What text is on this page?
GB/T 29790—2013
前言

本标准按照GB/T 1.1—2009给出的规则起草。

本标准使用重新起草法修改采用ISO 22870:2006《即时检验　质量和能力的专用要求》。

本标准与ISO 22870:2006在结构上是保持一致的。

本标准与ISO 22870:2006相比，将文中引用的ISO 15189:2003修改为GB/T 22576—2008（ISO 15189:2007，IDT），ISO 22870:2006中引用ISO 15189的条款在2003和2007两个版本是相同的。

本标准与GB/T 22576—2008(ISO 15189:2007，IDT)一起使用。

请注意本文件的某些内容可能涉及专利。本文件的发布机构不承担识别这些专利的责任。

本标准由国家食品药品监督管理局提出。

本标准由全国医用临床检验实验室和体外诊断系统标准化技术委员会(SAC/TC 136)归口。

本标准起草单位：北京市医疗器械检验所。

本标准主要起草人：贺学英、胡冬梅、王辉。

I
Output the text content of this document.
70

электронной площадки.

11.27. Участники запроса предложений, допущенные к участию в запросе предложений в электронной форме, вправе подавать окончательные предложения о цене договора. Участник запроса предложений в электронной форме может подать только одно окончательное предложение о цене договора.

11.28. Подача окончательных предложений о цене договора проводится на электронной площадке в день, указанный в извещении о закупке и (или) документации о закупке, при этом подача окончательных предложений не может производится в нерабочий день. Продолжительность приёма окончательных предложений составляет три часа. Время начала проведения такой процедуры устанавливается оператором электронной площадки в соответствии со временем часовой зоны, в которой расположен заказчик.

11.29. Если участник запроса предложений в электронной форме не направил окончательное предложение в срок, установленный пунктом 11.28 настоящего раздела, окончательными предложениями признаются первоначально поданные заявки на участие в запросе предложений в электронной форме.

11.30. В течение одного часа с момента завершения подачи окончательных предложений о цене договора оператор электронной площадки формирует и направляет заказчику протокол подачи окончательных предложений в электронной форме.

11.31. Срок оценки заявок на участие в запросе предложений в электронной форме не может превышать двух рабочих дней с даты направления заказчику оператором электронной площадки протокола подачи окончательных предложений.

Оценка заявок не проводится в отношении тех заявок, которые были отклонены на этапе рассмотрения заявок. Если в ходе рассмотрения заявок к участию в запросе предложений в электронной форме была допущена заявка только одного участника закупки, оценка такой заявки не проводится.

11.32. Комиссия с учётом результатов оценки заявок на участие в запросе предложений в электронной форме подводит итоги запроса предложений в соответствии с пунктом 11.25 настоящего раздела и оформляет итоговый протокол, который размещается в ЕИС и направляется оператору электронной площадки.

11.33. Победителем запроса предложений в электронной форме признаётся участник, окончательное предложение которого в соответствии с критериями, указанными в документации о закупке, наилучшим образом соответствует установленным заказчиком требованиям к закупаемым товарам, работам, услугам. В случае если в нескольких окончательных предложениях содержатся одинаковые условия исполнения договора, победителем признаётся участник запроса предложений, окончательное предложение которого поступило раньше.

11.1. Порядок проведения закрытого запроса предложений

§ **Written exercise**: Your task is to print all of the records exactly.

§ **Complete response**:
What text is on this page?
GB/T 29790—2013
前言

本标准按照GB/T 1.1—2009给出的规则起草。

本标准使用重新起草法修改采用ISO 22870:2006《即时检验　质量和能力的专用要求》。

本标准与ISO 22870:2006在结构上是保持一致的。

本标准与ISO 22870:2006相比，将文中引用的ISO 15189:2003修改为GB/T 22576—2008（ISO 15189:2007，IDT），ISO 22870:2006中引用ISO 15189的条款在2003和2007两个版本是相同的。

本标准与GB/T 22576—2008(ISO 15189:2007，IDT)一起使用。

请注意本文件的某些内容可能涉及专利。本文件的发布机构不承担识别这些专利的责任。

本标准由国家食品药品监督管理局提出。

本标准由全国医用临床检验实验室和体外诊断系统标准化技术委员会(SAC/TC 136)归口。

本标准起草单位：北京市医疗器械检验所。

本标准主要起草人：贺学英、胡冬梅、王辉。

I
Output the text content of this document.
70

электронной площадки.

11.27. Участники запроса предложений, допущенные к участию в запросе предложений в электронной форме, вправе подавать окончательные предложения о цене договора. Участник запроса предложений в электронной форме может подать только одно окончательное предложение о цене договора.

11.28. Подача окончательных предложений о цене договора проводится на электронной площадке в день, указанный в извещении о закупке и (или) документации о закупке, при этом подача окончательных предложений не может производится в нерабочий день. Продолжительность приёма окончательных предложений составляет три часа. Время начала проведения такой процедуры устанавливается оператором электронной площадки в соответствии со временем часовой зоны, в которой расположен заказчик.

11.29. Если участник запроса предложений в электронной форме не направил окончательное предложение в срок, установленный пунктом 11.28 настоящего раздела, окончательными предложениями признаются первоначально поданные заявки на участие в запросе предложений в электронной форме.

11.30. В течение одного часа с момента завершения подачи окончательных предложений о цене договора оператор электронной площадки формирует и направляет заказчику протокол подачи окончательных предложений в электронной форме.

11.31. Срок оценки заявок на участие в запросе предложений в электронной форме не может превышать двух рабочих дней с даты направления заказчику оператором электронной площадки протокола подачи окончательных предложений.

Оценка заявок не проводится в отношении тех заявок, которые были отклонены на этапе рассмотрения заявок. Если в ходе рассмотрения заявок к участию в запросе предложений в электронной форме была допущена заявка только одного участника закупки, оценка такой заявки не проводится.

11.32. Комиссия с учётом результатов оценки заявок на участие в запросе предложений в электронной форме подводит итоги запроса предложений в соответствии с пунктом 11.25 настоящего раздела и оформляет итоговый протокол, который размещается в ЕИС и направляется оператору электронной площадки.

11.33. Победителем запроса предложений в электронной форме признаётся участник, окончательное предложение которого в соответствии с критериями, указанными в документации о закупке, наилучшим образом соответствует установленным заказчиком требованиям к закупаемым товарам, работам, услугам. В случае если в нескольких окончательных предложениях содержатся одинаковые условия исполнения договора, победителем признаётся участник запроса предложений, окончательное предложение которого поступило раньше.

11.1. Порядок проведения закрытого запроса предложений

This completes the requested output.